## TO DO
Rewrite the records below line for line, substituting "Delete" for "Backspace" wherever it appears and changing nothing else.

[Annotated region listings]

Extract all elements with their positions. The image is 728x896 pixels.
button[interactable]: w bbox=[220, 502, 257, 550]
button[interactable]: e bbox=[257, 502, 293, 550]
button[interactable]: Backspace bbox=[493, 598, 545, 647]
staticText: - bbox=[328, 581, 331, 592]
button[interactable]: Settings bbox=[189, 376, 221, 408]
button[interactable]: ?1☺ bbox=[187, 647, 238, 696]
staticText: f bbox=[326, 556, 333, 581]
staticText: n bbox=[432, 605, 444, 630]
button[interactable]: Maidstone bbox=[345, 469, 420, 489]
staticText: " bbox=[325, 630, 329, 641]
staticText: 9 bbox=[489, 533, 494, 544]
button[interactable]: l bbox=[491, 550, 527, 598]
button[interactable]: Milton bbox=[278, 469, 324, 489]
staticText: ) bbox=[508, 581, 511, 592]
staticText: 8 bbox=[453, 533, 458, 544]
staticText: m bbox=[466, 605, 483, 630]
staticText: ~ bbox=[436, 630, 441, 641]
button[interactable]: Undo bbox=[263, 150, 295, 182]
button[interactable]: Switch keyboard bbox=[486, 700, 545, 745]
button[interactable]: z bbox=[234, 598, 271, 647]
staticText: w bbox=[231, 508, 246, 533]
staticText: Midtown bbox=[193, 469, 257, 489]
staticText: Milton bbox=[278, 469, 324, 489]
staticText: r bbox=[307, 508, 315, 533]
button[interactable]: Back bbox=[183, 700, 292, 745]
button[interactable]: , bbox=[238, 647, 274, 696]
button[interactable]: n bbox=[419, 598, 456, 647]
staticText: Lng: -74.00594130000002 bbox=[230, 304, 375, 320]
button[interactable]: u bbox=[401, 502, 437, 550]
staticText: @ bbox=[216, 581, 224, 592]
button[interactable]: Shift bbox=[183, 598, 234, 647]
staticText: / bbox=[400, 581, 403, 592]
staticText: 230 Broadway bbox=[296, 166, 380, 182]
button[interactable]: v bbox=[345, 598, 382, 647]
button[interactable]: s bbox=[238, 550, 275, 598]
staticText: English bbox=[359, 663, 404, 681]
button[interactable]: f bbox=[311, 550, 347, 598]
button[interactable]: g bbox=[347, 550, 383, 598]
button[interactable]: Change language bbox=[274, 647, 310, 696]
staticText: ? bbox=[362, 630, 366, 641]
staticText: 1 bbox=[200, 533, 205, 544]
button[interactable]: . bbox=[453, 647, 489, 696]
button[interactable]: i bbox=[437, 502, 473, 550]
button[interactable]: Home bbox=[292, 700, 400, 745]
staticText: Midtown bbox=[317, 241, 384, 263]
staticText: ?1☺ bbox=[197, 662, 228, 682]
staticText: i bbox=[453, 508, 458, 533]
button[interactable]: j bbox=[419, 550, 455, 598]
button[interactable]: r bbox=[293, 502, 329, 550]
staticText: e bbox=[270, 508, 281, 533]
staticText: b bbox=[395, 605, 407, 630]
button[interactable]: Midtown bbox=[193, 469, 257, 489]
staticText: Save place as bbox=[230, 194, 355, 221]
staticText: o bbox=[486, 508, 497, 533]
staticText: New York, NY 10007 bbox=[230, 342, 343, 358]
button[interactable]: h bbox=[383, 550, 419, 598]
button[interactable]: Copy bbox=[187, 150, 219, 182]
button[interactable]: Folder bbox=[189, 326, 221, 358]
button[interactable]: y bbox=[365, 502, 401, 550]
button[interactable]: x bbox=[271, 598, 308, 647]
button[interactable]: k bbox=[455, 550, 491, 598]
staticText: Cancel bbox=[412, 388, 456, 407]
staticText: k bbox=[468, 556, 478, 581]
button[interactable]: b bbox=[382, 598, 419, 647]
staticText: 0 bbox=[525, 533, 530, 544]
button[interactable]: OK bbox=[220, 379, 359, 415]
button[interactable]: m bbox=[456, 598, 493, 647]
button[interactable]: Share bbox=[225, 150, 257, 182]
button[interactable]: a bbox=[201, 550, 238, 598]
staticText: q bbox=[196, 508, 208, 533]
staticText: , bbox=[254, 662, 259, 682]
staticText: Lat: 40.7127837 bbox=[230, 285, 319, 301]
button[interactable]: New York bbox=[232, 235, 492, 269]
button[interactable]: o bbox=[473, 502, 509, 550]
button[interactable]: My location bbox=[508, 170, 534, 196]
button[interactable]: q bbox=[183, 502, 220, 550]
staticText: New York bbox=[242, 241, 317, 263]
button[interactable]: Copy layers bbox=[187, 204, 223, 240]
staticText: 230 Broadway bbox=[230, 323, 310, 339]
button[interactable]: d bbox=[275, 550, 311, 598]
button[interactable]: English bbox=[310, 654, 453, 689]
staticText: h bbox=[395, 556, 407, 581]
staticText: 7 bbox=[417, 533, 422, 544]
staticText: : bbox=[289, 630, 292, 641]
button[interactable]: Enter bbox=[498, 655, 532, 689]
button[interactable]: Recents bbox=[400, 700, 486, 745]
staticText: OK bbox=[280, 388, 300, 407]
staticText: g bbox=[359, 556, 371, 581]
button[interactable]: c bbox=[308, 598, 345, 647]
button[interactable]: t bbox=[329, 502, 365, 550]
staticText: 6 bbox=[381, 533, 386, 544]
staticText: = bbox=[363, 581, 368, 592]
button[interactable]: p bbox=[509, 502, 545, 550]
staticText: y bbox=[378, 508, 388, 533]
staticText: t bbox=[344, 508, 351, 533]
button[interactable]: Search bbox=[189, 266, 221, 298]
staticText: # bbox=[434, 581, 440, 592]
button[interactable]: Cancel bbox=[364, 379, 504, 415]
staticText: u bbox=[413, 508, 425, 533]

## EXERCISE ANSWER
Extract all elements with their positions. The image is 728x896 pixels.
button[interactable]: w bbox=[220, 502, 257, 550]
button[interactable]: e bbox=[257, 502, 293, 550]
button[interactable]: Delete bbox=[493, 598, 545, 647]
staticText: - bbox=[328, 581, 331, 592]
button[interactable]: Settings bbox=[189, 376, 221, 408]
button[interactable]: ?1☺ bbox=[187, 647, 238, 696]
staticText: f bbox=[326, 556, 333, 581]
staticText: n bbox=[432, 605, 444, 630]
button[interactable]: Maidstone bbox=[345, 469, 420, 489]
staticText: " bbox=[325, 630, 329, 641]
staticText: 9 bbox=[489, 533, 494, 544]
button[interactable]: l bbox=[491, 550, 527, 598]
button[interactable]: Milton bbox=[278, 469, 324, 489]
staticText: ) bbox=[508, 581, 511, 592]
staticText: 8 bbox=[453, 533, 458, 544]
staticText: m bbox=[466, 605, 483, 630]
staticText: ~ bbox=[436, 630, 441, 641]
button[interactable]: Undo bbox=[263, 150, 295, 182]
button[interactable]: Switch keyboard bbox=[486, 700, 545, 745]
button[interactable]: z bbox=[234, 598, 271, 647]
staticText: w bbox=[231, 508, 246, 533]
staticText: Midtown bbox=[193, 469, 257, 489]
staticText: Milton bbox=[278, 469, 324, 489]
staticText: r bbox=[307, 508, 315, 533]
button[interactable]: Back bbox=[183, 700, 292, 745]
button[interactable]: , bbox=[238, 647, 274, 696]
button[interactable]: n bbox=[419, 598, 456, 647]
staticText: Lng: -74.00594130000002 bbox=[230, 304, 375, 320]
button[interactable]: u bbox=[401, 502, 437, 550]
staticText: @ bbox=[216, 581, 224, 592]
button[interactable]: Shift bbox=[183, 598, 234, 647]
staticText: / bbox=[400, 581, 403, 592]
staticText: 230 Broadway bbox=[296, 166, 380, 182]
button[interactable]: v bbox=[345, 598, 382, 647]
button[interactable]: s bbox=[238, 550, 275, 598]
staticText: English bbox=[359, 663, 404, 681]
button[interactable]: f bbox=[311, 550, 347, 598]
button[interactable]: g bbox=[347, 550, 383, 598]
button[interactable]: Change language bbox=[274, 647, 310, 696]
staticText: ? bbox=[362, 630, 366, 641]
staticText: 1 bbox=[200, 533, 205, 544]
button[interactable]: . bbox=[453, 647, 489, 696]
button[interactable]: i bbox=[437, 502, 473, 550]
button[interactable]: Home bbox=[292, 700, 400, 745]
staticText: Midtown bbox=[317, 241, 384, 263]
staticText: ?1☺ bbox=[197, 662, 228, 682]
staticText: i bbox=[453, 508, 458, 533]
button[interactable]: j bbox=[419, 550, 455, 598]
button[interactable]: r bbox=[293, 502, 329, 550]
staticText: e bbox=[270, 508, 281, 533]
staticText: b bbox=[395, 605, 407, 630]
button[interactable]: Midtown bbox=[193, 469, 257, 489]
staticText: Save place as bbox=[230, 194, 355, 221]
staticText: o bbox=[486, 508, 497, 533]
staticText: New York, NY 10007 bbox=[230, 342, 343, 358]
button[interactable]: h bbox=[383, 550, 419, 598]
button[interactable]: Copy bbox=[187, 150, 219, 182]
button[interactable]: Folder bbox=[189, 326, 221, 358]
button[interactable]: y bbox=[365, 502, 401, 550]
button[interactable]: x bbox=[271, 598, 308, 647]
button[interactable]: k bbox=[455, 550, 491, 598]
staticText: Cancel bbox=[412, 388, 456, 407]
staticText: k bbox=[468, 556, 478, 581]
button[interactable]: b bbox=[382, 598, 419, 647]
staticText: 0 bbox=[525, 533, 530, 544]
button[interactable]: OK bbox=[220, 379, 359, 415]
button[interactable]: m bbox=[456, 598, 493, 647]
button[interactable]: Share bbox=[225, 150, 257, 182]
button[interactable]: a bbox=[201, 550, 238, 598]
staticText: q bbox=[196, 508, 208, 533]
staticText: , bbox=[254, 662, 259, 682]
staticText: Lat: 40.7127837 bbox=[230, 285, 319, 301]
button[interactable]: New York bbox=[232, 235, 492, 269]
button[interactable]: o bbox=[473, 502, 509, 550]
button[interactable]: My location bbox=[508, 170, 534, 196]
button[interactable]: q bbox=[183, 502, 220, 550]
staticText: New York bbox=[242, 241, 317, 263]
button[interactable]: Copy layers bbox=[187, 204, 223, 240]
staticText: 230 Broadway bbox=[230, 323, 310, 339]
button[interactable]: d bbox=[275, 550, 311, 598]
button[interactable]: English bbox=[310, 654, 453, 689]
staticText: h bbox=[395, 556, 407, 581]
staticText: 7 bbox=[417, 533, 422, 544]
staticText: : bbox=[289, 630, 292, 641]
button[interactable]: Enter bbox=[498, 655, 532, 689]
button[interactable]: Recents bbox=[400, 700, 486, 745]
staticText: OK bbox=[280, 388, 300, 407]
staticText: g bbox=[359, 556, 371, 581]
button[interactable]: c bbox=[308, 598, 345, 647]
button[interactable]: t bbox=[329, 502, 365, 550]
staticText: 6 bbox=[381, 533, 386, 544]
staticText: = bbox=[363, 581, 368, 592]
button[interactable]: p bbox=[509, 502, 545, 550]
staticText: y bbox=[378, 508, 388, 533]
staticText: t bbox=[344, 508, 351, 533]
button[interactable]: Search bbox=[189, 266, 221, 298]
staticText: # bbox=[434, 581, 440, 592]
button[interactable]: Cancel bbox=[364, 379, 504, 415]
staticText: u bbox=[413, 508, 425, 533]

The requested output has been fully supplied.